#### Passage for review

Zion Gastelum was 2 years old when he died days after receiving root canals on his baby teeth during a visit to a dentist in Yuma in 2017.
Lizeth Lares was just 4 when she died after getting a tooth pulled a year prior at the same dental office.
And two more people died after visiting the dentist this year, meeting minutes of the Arizona State Board of Dental Examiners show.
Yet, Arizonans would have a hard time learning about these cases from the state dental board, the 110-year old agency that regulates the dental industry, licenses dental professionals and investigates complaints against them.
Details about problem dentists are hidden under layers of bureaucracy, a tangled complaint system and a public-facing website that is virtually unnavigable, an investigation by the Howard Center for Investigative Journalism found.
And in rare instances when patients die or are seriously injured during a procedure, the board does little to hold dentists accountable, the investigation found.
State audits chronicle similar failures stretching back nearly half a century.
Ryan Edmonson, the board’s executive director, told the Howard Center in an interview that the board was the worst-run he’d ever been a part of when he joined in 2019, but that it had made significant strides in performance since then.
In recent years, the board has undergone several big shake-ups. In 2018, the board’s executive director retired after an investigation by ABC15 uncovered she ignored warnings about a dentist who falsified anesthesia credentials.
State laws that protect dentists and limit public disclosure of misconduct govern some of the board’s actions. But the board has leeway to develop best practices.
The state board is made up of 11 people appointed by the governor: six dentists, two dental hygienists, two members of the public and one business member. They are each allowed to serve two consecutive four-year terms.
The board’s preponderance of dental professionals leads to decisions that are intended to help dentists learn from their mistakes, but can outrage patients’ families.
“You can’t have a much worse consequence than a dead baby,” said Mike Poli, who settled a malpractice lawsuit against the dentists and dental office on behalf of Zion’s family. “If that doesn’t motivate (the board) to get busy with regulatory oversight, then I don’t know what would.”
In 2017, Zion was placed under anesthesia for his root canals. He never regained consciousness. The oxygen tanks meant to supplement his breathing were empty or not working properly, the dental board found, according to its records. At the hospital, he was diagnosed as brain dead and he died four days later.
The board’s leniency
The board faulted Dr. Aaron Roberts, Zion’s anesthesiologist, for failing to follow proper procedures, and gave him three years of probation that still let him practice under the supervision of another licensed anesthesiologist. Roberts did not respond to multiple requests for comment.

#### Activity list
**a.** Quote the Arizona dental board article from "Yet, Arizonans would" up to and including "Investigative Journalism found.".
**b.** Answer these questions from the Arizona dental board article:
(i) How old was Zion Gastelum when he died?
(ii) How many people make up the state dental board?
(iii) In what year did Ryan Edmonson join the board?
**c.** Summarize the Arizona dental board article in two sentences.
The rows that come next have no part in this work.

#### Provided information
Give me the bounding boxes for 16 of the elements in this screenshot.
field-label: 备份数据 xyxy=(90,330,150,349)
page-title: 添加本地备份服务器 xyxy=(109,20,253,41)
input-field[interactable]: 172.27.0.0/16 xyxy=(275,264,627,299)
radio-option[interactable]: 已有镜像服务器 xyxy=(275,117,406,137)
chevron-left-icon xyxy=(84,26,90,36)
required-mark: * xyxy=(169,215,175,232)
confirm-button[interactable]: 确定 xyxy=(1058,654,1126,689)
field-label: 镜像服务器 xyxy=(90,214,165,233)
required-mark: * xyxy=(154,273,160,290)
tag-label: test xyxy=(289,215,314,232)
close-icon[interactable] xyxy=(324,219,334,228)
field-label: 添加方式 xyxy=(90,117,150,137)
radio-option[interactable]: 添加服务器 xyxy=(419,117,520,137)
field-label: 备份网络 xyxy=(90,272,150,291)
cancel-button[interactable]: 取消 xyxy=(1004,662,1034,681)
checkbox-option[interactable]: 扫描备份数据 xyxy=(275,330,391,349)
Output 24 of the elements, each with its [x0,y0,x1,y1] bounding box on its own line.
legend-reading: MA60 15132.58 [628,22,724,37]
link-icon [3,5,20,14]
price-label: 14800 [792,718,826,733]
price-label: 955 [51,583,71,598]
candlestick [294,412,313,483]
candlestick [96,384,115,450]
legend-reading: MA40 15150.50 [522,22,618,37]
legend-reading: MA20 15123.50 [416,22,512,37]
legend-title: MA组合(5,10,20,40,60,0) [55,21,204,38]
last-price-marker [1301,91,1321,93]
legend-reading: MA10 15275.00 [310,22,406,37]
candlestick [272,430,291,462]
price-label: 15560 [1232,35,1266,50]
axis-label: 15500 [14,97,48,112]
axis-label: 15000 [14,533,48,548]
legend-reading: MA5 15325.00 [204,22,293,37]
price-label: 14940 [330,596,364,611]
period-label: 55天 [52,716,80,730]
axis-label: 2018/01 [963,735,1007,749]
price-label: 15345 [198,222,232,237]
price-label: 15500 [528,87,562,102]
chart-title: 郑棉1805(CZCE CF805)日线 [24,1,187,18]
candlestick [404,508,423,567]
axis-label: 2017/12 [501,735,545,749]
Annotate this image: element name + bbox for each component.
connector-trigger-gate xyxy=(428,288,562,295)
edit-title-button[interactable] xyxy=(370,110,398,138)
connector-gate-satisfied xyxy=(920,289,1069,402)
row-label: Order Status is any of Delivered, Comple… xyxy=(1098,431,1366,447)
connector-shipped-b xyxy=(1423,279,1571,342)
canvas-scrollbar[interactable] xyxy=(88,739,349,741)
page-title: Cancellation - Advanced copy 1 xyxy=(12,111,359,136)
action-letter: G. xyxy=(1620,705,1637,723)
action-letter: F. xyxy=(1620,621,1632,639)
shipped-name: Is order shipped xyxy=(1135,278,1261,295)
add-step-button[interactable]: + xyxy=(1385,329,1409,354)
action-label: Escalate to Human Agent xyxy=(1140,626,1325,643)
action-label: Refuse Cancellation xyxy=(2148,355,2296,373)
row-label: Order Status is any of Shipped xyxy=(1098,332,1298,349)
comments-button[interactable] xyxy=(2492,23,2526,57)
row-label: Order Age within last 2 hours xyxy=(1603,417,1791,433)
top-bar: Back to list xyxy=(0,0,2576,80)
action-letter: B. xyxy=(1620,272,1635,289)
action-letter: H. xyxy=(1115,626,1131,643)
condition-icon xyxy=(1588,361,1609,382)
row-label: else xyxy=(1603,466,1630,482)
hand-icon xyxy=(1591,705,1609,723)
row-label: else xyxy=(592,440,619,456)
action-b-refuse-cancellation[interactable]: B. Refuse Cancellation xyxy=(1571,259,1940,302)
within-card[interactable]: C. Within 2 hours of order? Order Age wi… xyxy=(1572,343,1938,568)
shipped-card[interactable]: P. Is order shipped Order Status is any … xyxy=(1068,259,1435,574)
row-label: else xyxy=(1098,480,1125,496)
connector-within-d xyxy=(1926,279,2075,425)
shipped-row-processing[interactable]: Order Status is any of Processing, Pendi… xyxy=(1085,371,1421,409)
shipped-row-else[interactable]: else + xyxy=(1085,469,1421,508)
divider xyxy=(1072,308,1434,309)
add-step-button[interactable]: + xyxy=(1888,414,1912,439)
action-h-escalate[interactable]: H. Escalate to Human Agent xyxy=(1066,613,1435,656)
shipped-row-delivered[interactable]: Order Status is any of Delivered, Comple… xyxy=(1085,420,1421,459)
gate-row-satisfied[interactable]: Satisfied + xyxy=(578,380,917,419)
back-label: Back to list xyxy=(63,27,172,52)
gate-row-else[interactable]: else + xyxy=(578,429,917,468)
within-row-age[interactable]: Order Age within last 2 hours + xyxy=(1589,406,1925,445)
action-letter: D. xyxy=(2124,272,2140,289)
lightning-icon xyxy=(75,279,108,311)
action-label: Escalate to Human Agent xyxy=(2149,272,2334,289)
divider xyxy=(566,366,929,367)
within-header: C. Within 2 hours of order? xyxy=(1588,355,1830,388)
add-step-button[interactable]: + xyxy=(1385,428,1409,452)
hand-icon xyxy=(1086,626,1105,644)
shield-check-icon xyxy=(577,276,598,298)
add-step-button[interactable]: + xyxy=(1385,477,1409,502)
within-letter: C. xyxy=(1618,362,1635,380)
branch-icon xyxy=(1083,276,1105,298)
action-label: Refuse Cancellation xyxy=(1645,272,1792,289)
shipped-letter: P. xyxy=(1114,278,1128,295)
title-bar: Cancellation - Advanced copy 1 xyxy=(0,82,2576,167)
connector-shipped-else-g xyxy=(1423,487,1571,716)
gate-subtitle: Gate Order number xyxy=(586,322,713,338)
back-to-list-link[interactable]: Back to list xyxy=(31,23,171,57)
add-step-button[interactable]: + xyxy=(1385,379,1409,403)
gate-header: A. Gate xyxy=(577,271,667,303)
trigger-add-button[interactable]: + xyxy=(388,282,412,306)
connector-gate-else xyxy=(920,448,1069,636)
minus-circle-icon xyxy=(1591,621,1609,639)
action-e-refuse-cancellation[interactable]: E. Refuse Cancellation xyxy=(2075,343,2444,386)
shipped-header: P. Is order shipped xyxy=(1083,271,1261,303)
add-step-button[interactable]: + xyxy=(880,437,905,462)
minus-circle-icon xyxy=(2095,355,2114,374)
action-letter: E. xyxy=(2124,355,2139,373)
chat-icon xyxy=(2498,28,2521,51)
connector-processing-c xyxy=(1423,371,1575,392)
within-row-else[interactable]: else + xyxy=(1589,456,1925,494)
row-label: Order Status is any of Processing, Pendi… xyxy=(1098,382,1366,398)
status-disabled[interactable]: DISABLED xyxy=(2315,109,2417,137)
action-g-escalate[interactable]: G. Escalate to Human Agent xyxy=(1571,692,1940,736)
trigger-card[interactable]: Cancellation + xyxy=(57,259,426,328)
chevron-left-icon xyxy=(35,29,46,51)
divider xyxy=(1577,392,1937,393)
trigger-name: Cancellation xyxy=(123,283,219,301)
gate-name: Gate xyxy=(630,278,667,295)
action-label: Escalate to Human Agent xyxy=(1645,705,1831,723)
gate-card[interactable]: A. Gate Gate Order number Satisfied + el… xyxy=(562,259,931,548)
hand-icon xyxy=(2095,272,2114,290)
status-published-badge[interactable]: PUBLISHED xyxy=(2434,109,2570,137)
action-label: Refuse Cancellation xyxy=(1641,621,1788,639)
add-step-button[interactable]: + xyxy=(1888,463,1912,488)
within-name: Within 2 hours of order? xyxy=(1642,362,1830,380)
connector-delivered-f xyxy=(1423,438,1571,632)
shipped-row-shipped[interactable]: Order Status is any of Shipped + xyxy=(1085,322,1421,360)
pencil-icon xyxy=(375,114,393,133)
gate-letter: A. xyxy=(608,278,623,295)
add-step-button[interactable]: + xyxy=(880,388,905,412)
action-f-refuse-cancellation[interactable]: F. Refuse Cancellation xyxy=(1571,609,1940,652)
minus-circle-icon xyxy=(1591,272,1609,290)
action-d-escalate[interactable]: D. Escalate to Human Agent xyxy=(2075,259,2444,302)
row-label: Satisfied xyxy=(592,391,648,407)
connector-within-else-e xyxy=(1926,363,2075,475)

#### Answers to the problems
**a.**
Yet, Arizonans would have a hard time learning about these cases from the state dental board, the 110-year old agency that regulates the dental industry, licenses dental professionals and investigates complaints against them.
Details about problem dentists are hidden under layers of bureaucracy, a tangled complaint system and a public-facing website that is virtually unnavigable, an investigation by the Howard Center for Investigative Journalism found.

**b.**
(i) 2 years old
(ii) 11
(iii) 2019

**c.** An investigation by the Howard Center for Investigative Journalism found that details about problem dentists are buried under bureaucracy and a hard-to-navigate website, and that the Arizona State Board of Dental Examiners does little to hold dentists accountable when patients die or are seriously injured, as in the deaths of two young children after visits to the same Yuma dental office. The board's executive director said it was the worst-run board he had been part of when he joined in 2019 but has made significant strides since, while in Zion Gastelum's case the anesthesiologist received three years of probation and could keep practicing under supervision.